### STATED GOAL
Check each line below for the word "desc", and copy those that have it.

*** PROVIDED ENTRIES ***

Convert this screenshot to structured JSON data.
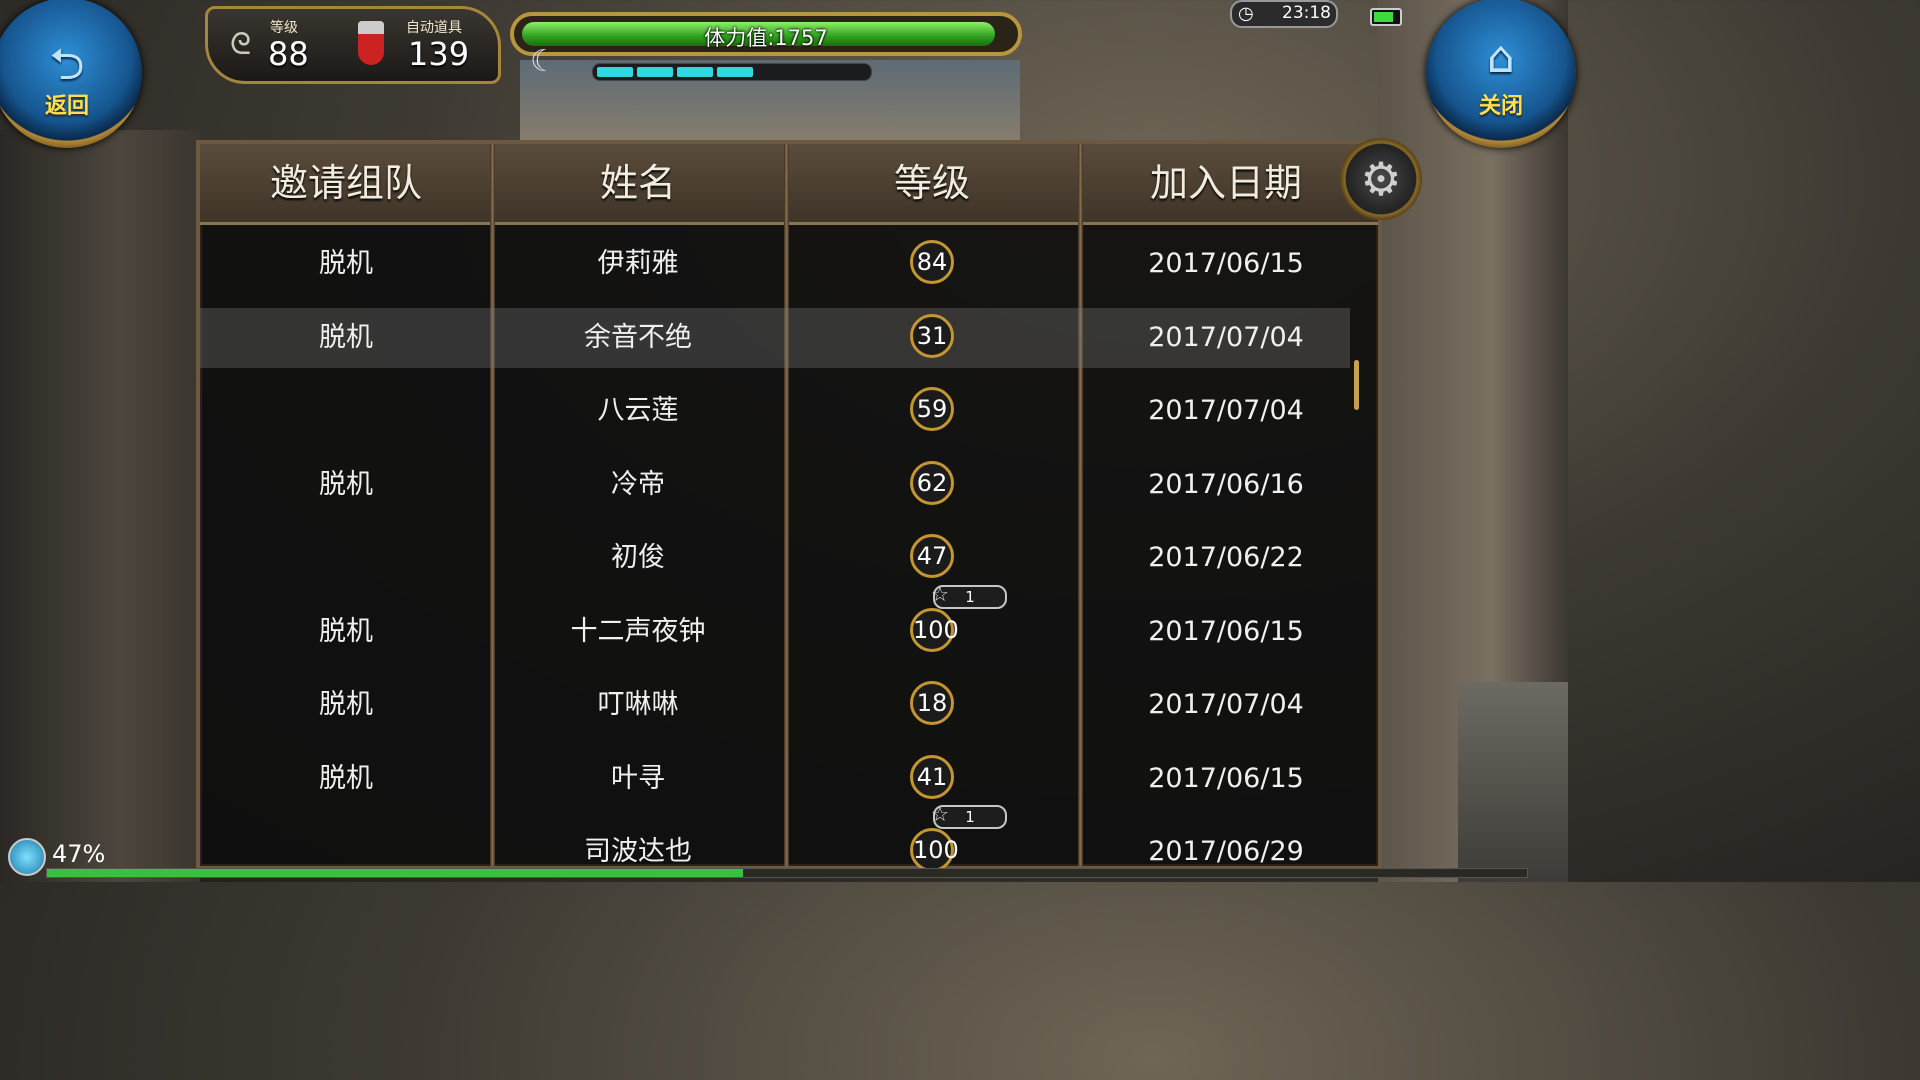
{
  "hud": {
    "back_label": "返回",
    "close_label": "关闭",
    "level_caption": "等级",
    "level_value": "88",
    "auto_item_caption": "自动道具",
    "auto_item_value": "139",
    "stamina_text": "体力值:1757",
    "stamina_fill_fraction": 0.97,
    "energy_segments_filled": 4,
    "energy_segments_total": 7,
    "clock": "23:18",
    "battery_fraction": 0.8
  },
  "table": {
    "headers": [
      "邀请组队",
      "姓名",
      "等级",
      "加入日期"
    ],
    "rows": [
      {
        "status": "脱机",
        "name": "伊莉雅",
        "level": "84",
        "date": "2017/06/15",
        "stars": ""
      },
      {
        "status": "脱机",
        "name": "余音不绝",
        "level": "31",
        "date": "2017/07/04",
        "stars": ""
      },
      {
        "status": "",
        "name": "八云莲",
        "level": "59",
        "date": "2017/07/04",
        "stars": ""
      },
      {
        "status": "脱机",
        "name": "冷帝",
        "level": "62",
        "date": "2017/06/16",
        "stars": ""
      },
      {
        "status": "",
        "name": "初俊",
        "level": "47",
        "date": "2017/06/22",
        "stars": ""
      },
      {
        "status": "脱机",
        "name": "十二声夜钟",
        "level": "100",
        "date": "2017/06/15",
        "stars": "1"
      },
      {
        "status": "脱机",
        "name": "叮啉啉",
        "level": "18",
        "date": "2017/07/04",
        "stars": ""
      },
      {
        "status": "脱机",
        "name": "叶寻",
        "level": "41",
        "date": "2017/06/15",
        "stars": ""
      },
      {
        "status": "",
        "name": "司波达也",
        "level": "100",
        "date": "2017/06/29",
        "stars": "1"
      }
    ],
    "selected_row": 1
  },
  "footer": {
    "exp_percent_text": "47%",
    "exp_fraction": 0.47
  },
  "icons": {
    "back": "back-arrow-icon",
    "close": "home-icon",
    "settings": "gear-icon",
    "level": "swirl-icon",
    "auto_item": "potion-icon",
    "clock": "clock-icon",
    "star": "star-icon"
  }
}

***
*** PROVIDED ENTRIES ***

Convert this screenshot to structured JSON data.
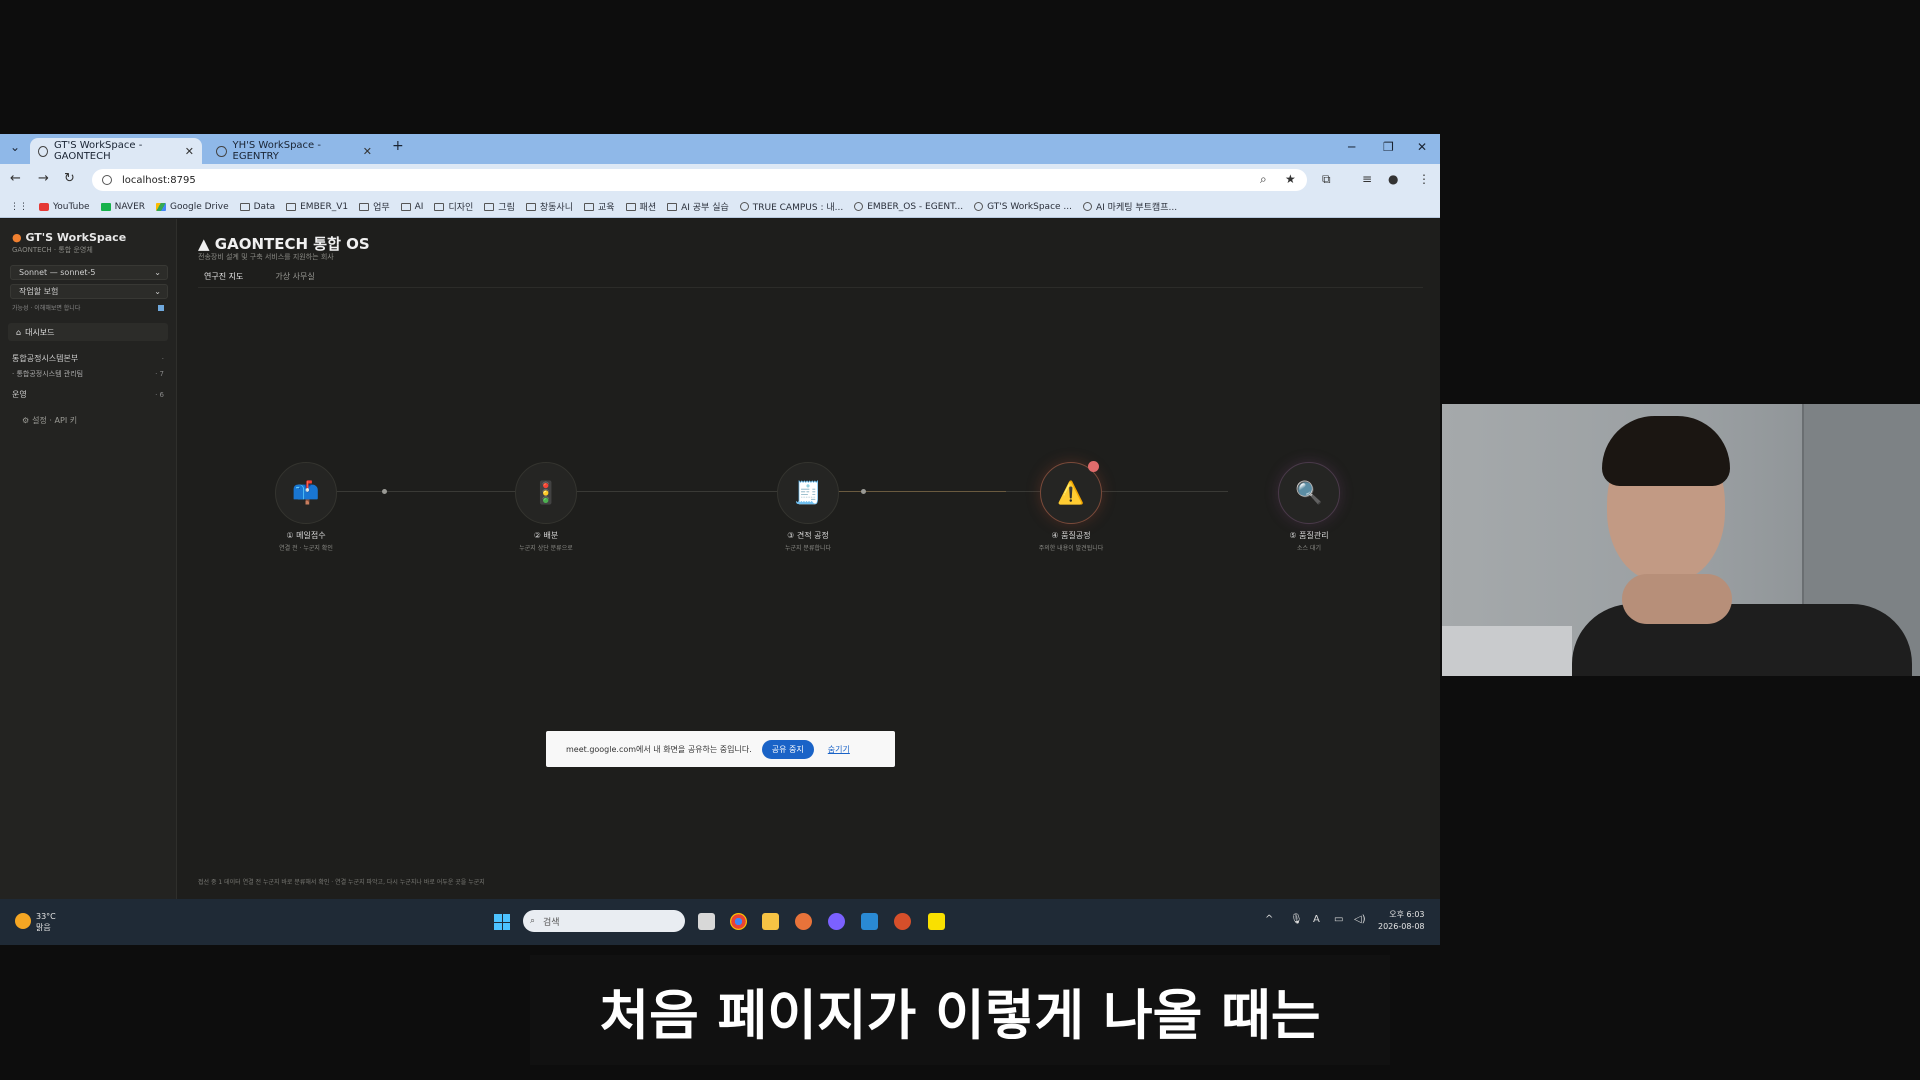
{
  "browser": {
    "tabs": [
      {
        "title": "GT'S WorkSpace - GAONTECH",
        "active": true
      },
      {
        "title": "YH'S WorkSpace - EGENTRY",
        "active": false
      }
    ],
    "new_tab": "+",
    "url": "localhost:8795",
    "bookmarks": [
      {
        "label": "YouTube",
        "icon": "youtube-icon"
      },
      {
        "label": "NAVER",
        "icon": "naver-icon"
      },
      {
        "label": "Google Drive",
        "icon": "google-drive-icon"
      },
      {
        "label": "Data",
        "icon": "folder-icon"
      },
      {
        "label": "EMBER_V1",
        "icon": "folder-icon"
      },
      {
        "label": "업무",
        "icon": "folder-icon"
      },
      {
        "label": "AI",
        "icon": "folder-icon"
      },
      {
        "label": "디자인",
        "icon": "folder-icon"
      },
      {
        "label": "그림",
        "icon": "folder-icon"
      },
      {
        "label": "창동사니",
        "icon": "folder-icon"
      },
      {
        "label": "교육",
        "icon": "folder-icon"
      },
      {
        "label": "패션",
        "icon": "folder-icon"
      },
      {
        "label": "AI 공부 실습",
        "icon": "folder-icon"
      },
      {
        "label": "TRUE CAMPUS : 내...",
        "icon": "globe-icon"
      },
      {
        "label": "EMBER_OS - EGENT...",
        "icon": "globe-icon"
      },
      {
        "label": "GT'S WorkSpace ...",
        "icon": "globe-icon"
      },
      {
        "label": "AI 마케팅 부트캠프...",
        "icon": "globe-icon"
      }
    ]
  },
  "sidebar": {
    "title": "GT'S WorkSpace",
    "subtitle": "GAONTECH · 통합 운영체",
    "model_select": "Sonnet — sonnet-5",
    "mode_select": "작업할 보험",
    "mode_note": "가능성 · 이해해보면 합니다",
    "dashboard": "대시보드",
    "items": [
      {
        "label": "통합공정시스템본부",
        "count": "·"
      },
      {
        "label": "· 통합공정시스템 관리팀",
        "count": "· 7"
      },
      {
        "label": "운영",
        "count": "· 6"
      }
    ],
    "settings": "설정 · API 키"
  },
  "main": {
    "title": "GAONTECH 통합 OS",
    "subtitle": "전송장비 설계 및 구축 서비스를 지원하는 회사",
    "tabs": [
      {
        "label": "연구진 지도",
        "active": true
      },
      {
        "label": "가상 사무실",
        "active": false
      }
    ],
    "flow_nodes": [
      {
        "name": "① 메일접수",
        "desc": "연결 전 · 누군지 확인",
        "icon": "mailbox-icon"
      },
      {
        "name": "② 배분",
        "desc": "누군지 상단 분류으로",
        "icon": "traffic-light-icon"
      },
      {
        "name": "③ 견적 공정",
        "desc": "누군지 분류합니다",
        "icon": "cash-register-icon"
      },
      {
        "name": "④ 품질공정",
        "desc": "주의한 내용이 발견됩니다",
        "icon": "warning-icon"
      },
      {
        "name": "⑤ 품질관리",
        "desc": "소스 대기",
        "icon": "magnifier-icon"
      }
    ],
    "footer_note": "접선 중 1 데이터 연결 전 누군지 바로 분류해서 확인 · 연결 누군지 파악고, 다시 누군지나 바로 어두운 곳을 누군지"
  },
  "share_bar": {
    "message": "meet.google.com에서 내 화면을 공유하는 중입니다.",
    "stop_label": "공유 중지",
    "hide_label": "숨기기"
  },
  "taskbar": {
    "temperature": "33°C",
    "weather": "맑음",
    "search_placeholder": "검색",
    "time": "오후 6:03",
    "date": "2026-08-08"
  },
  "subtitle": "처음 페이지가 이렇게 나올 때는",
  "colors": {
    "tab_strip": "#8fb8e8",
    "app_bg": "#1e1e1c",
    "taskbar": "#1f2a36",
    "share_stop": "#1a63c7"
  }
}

***

### FINISHED TASK
        "desc": "연결 전 · 누군지 확인",
        "desc": "누군지 상단 분류으로",
        "desc": "누군지 분류합니다",
        "desc": "주의한 내용이 발견됩니다",
        "desc": "소스 대기",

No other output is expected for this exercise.